-- BEGIN Data for this task --
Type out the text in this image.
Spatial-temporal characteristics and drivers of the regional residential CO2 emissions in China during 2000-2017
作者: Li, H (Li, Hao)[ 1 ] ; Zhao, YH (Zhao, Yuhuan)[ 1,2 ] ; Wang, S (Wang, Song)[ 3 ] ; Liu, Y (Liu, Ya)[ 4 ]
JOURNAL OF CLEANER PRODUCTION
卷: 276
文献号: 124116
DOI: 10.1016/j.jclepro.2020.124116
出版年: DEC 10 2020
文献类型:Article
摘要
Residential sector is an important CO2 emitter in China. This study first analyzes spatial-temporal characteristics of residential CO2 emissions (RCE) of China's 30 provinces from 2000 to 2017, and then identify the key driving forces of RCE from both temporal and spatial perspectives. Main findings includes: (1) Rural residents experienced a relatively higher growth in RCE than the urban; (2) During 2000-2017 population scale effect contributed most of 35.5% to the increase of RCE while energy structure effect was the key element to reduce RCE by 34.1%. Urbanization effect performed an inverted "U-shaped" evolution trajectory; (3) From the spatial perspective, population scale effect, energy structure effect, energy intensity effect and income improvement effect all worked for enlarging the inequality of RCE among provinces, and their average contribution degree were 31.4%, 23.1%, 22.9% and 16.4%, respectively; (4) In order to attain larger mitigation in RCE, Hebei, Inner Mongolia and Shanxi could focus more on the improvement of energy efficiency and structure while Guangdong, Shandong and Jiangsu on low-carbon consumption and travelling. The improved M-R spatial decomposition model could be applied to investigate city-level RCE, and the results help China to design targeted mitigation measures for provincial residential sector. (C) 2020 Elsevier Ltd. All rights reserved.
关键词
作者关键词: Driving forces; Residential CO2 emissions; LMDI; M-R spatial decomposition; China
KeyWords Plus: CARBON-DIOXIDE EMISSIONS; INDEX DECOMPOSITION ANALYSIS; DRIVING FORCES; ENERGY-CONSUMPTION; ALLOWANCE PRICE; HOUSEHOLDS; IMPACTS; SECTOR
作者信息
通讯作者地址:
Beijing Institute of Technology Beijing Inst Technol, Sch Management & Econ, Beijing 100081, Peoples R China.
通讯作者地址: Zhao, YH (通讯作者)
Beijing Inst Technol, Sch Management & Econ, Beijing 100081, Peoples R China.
-- END Data for this task --
_Written request:_ Identify and extract each line of the listing that contains "Beijing".

_Answer to this problem:_
Beijing Institute of Technology Beijing Inst Technol, Sch Management & Econ, Beijing 100081, Peoples R China.
Beijing Inst Technol, Sch Management & Econ, Beijing 100081, Peoples R China.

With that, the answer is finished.